The problem: Present every line of the material below as a numbered list, omitting blank lines and leaving out the pictures.

Data for the task:
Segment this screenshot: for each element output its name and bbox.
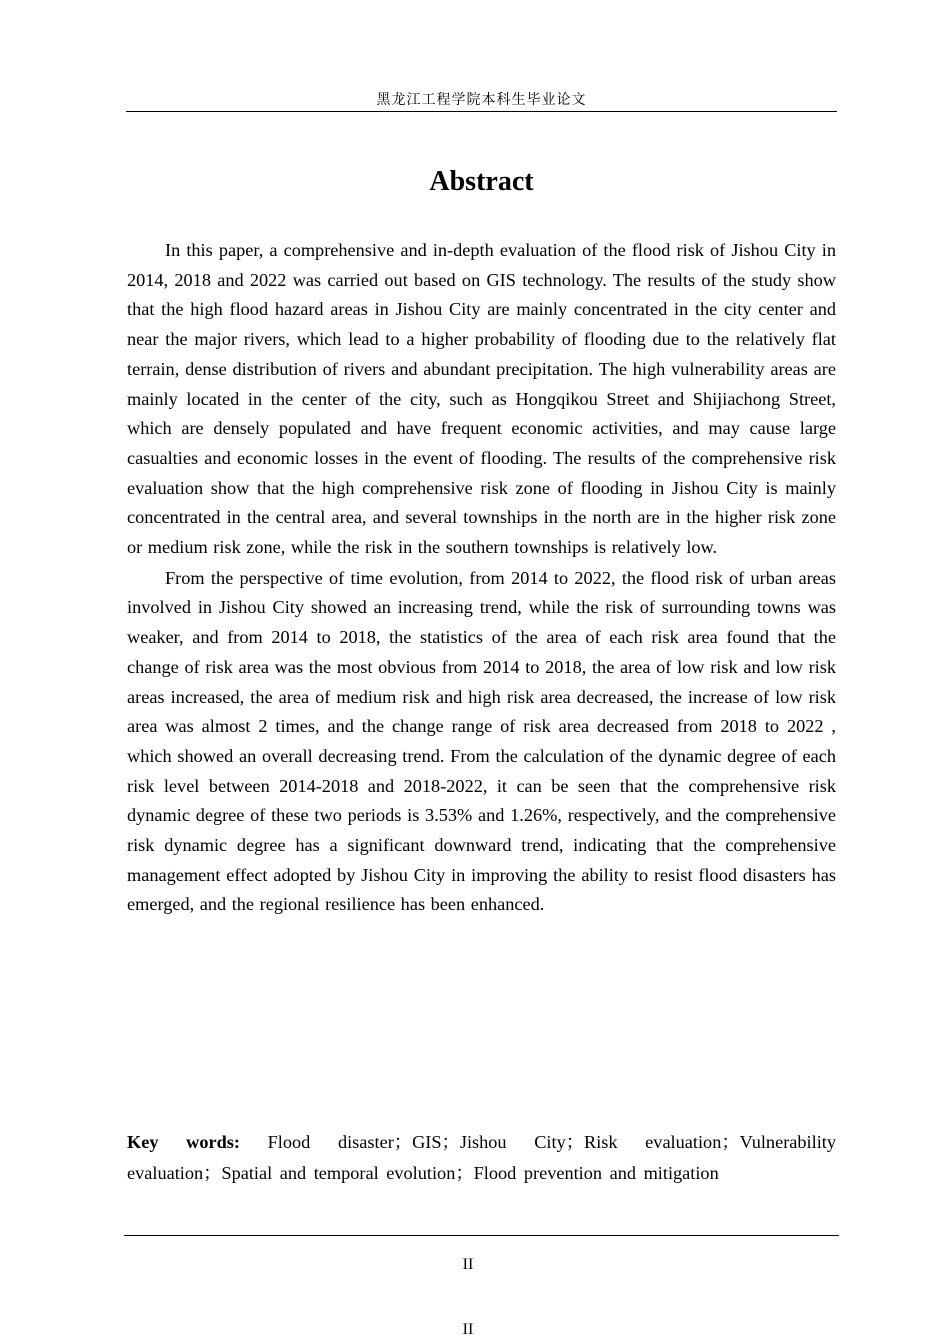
- abstract-body: [127, 236, 836, 920]
- keywords-label: Key words:: [127, 1132, 240, 1152]
- header-rule: [126, 111, 837, 112]
- abstract-paragraph-2: From the perspective of time evolution, from 2014 to 2022, the flood risk of urban areas involved in Jishou City showed an increasing trend, while the risk of surrounding towns was weaker, and from 2014 to 2018, the statistics of the area of each risk area found that the change of risk area was the most obvious from 2014 to 2018, the area of low risk and low risk areas increased, the area of medium risk and high risk area decreased, the increase of low risk area was almost 2 times, and the change range of risk area decreased from 2018 to 2022 , which showed an overall decreasing trend. From the calculation of the dynamic degree of each risk level between 2014-2018 and 2018-2022, it can be seen that the comprehensive risk dynamic degree of these two periods is 3.53% and 1.26%, respectively, and the comprehensive risk dynamic degree has a significant downward trend, indicating that the comprehensive management effect adopted by Jishou City in improving the ability to resist flood disasters has emerged, and the regional resilience has been enhanced.: [127, 567, 836, 915]
- page-number-repeat: II: [462, 1321, 474, 1338]
- keywords-list: Flood disaster；GIS；Jishou City；Risk evaluation；Vulnerability evaluation；Spatial and temporal evolution；Flood prevention and mitigation: [127, 1132, 836, 1183]
- page-number: II: [462, 1256, 474, 1273]
- abstract-paragraph-1: In this paper, a comprehensive and in-depth evaluation of the flood risk of Jishou City in 2014, 2018 and 2022 was carried out based on GIS technology. The results of the study show that the high flood hazard areas in Jishou City are mainly concentrated in the city center and near the major rivers, which lead to a higher probability of flooding due to the relatively flat terrain, dense distribution of rivers and abundant precipitation. The high vulnerability areas are mainly located in the center of the city, such as Hongqikou Street and Shijiachong Street, which are densely populated and have frequent economic activities, and may cause large casualties and economic losses in the event of flooding. The results of the comprehensive risk evaluation show that the high comprehensive risk zone of flooding in Jishou City is mainly concentrated in the central area, and several townships in the north are in the higher risk zone or medium risk zone, while the risk in the southern townships is relatively low.: [127, 240, 836, 558]
- keywords: [127, 1127, 836, 1189]
- footer-rule: [124, 1235, 839, 1236]
- abstract-title: Abstract: [429, 166, 534, 197]
- running-header: 黑龙江工程学院本科生毕业论文: [376, 92, 587, 108]
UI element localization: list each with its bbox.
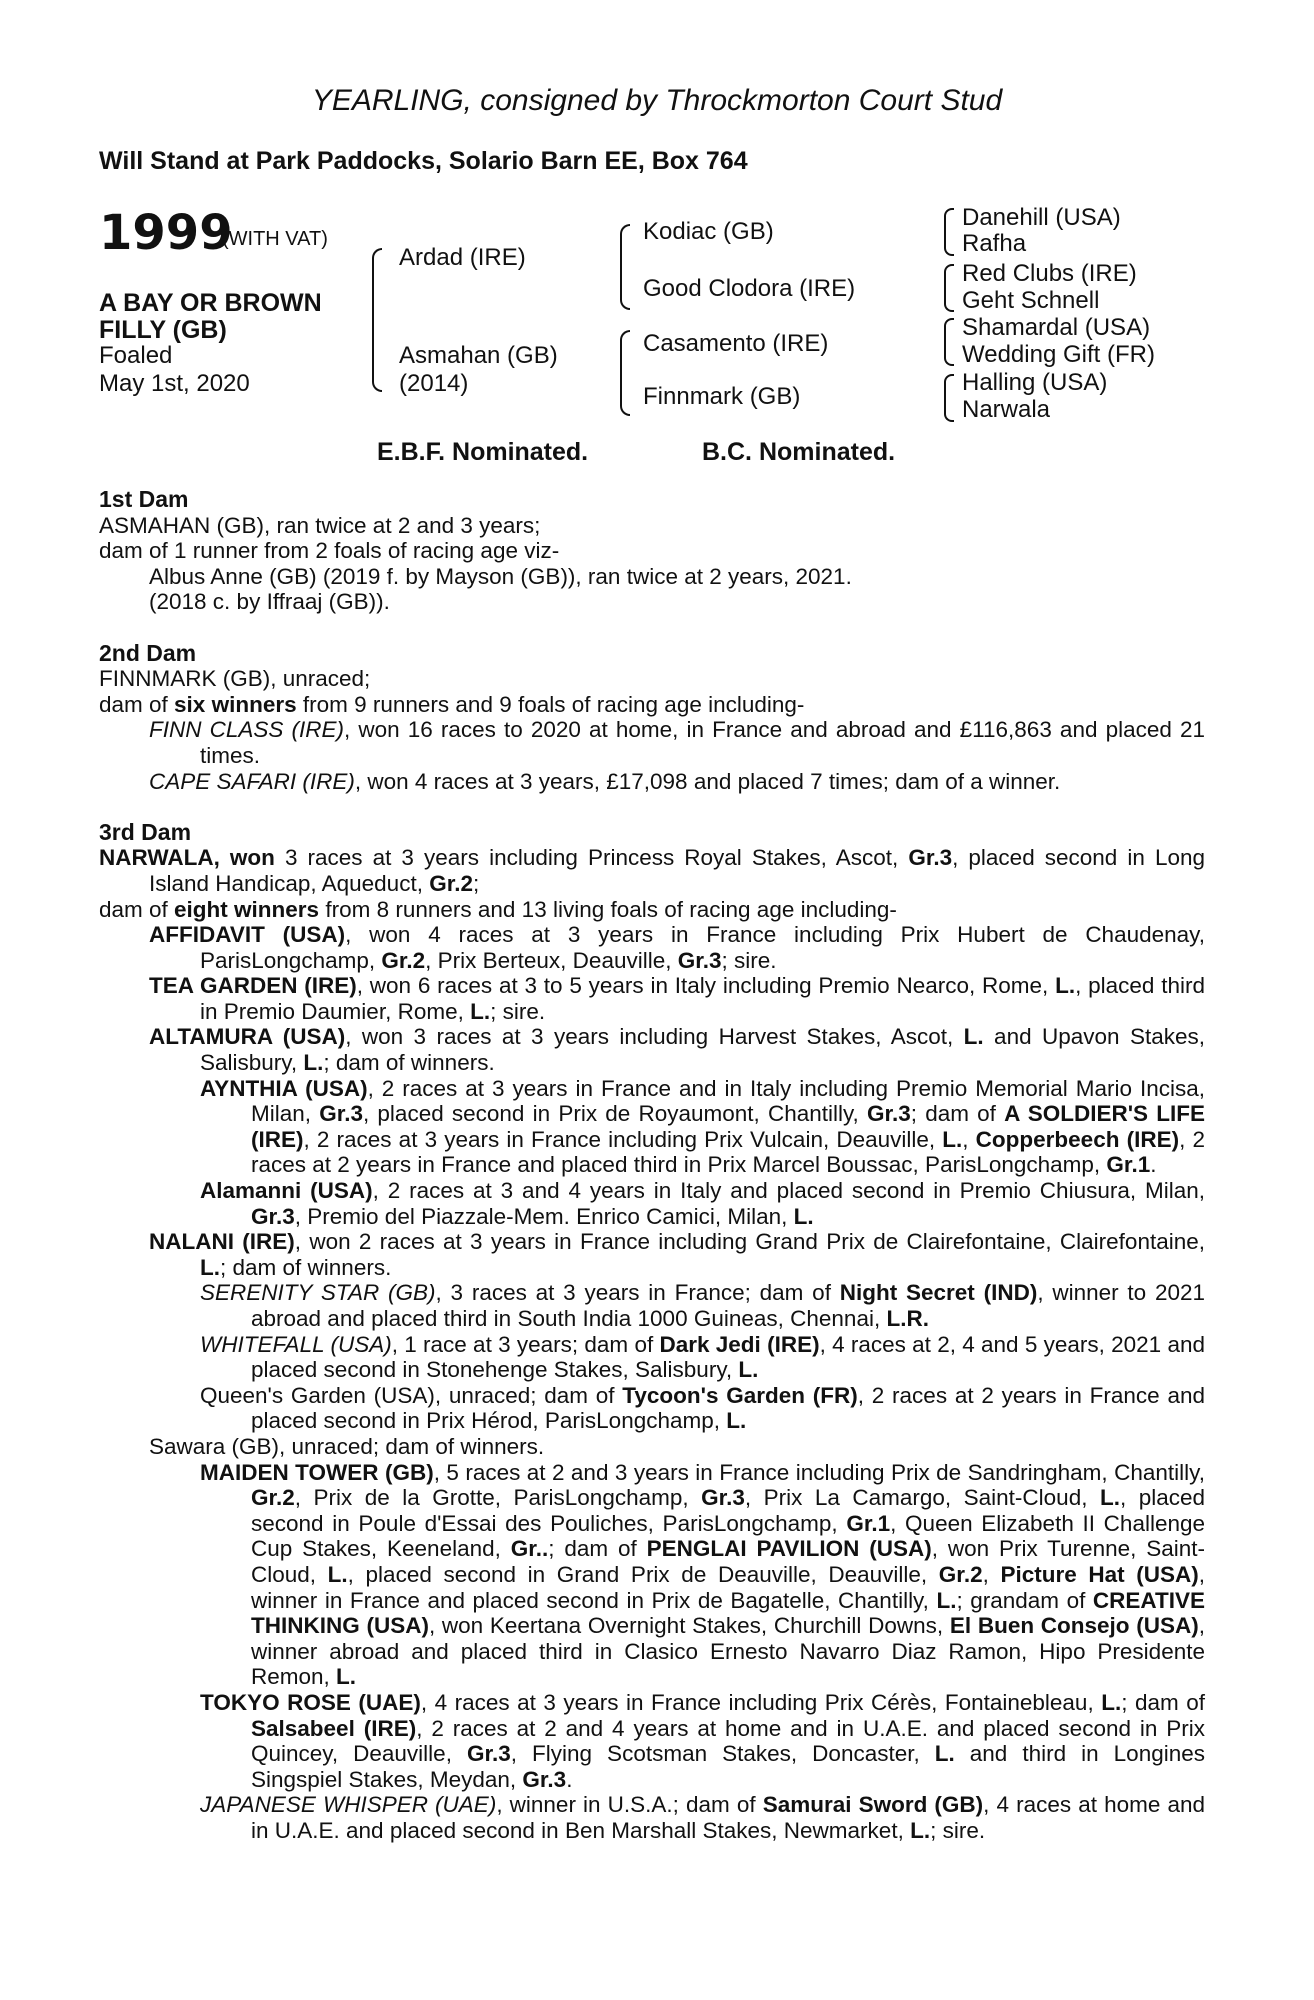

Written answer:
1. Segment this screenshot: for each element output its name and bbox.
2. - abstract-body: [127, 236, 836, 920]
3. - keywords-label: Key words:: [127, 1132, 240, 1152]
4. - header-rule: [126, 111, 837, 112]
5. - abstract-paragraph-2: From the perspective of time evolution, from 2014 to 2022, the flood risk of urban areas involved in Jishou City showed an increasing trend, while the risk of surrounding towns was weaker, and from 2014 to 2018, the statistics of the area of each risk area found that the change of risk area was the most obvious from 2014 to 2018, the area of low risk and low risk areas increased, the area of medium risk and high risk area decreased, the increase of low risk area was almost 2 times, and the change range of risk area decreased from 2018 to 2022 , which showed an overall decreasing trend. From the calculation of the dynamic degree of each risk level between 2014-2018 and 2018-2022, it can be seen that the comprehensive risk dynamic degree of these two periods is 3.53% and 1.26%, respectively, and the comprehensive risk dynamic degree has a significant downward trend, indicating that the comprehensive management effect adopted by Jishou City in improving the ability to resist flood disasters has emerged, and the regional resilience has been enhanced.: [127, 567, 836, 915]
6. - page-number-repeat: II: [462, 1321, 474, 1338]
7. - keywords-list: Flood disaster；GIS；Jishou City；Risk evaluation；Vulnerability evaluation；Spatial and temporal evolution；Flood prevention and mitigation: [127, 1132, 836, 1183]
8. - page-number: II: [462, 1256, 474, 1273]
9. - abstract-paragraph-1: In this paper, a comprehensive and in-depth evaluation of the flood risk of Jishou City in 2014, 2018 and 2022 was carried out based on GIS technology. The results of the study show that the high flood hazard areas in Jishou City are mainly concentrated in the city center and near the major rivers, which lead to a higher probability of flooding due to the relatively flat terrain, dense distribution of rivers and abundant precipitation. The high vulnerability areas are mainly located in the center of the city, such as Hongqikou Street and Shijiachong Street, which are densely populated and have frequent economic activities, and may cause large casualties and economic losses in the event of flooding. The results of the comprehensive risk evaluation show that the high comprehensive risk zone of flooding in Jishou City is mainly concentrated in the central area, and several townships in the north are in the higher risk zone or medium risk zone, while the risk in the southern townships is relatively low.: [127, 240, 836, 558]
10. - keywords: [127, 1127, 836, 1189]
11. - footer-rule: [124, 1235, 839, 1236]
12. - abstract-title: Abstract: [429, 166, 534, 197]
13. - running-header: 黑龙江工程学院本科生毕业论文: [376, 92, 587, 108]
14. UI element localization: list each with its bbox.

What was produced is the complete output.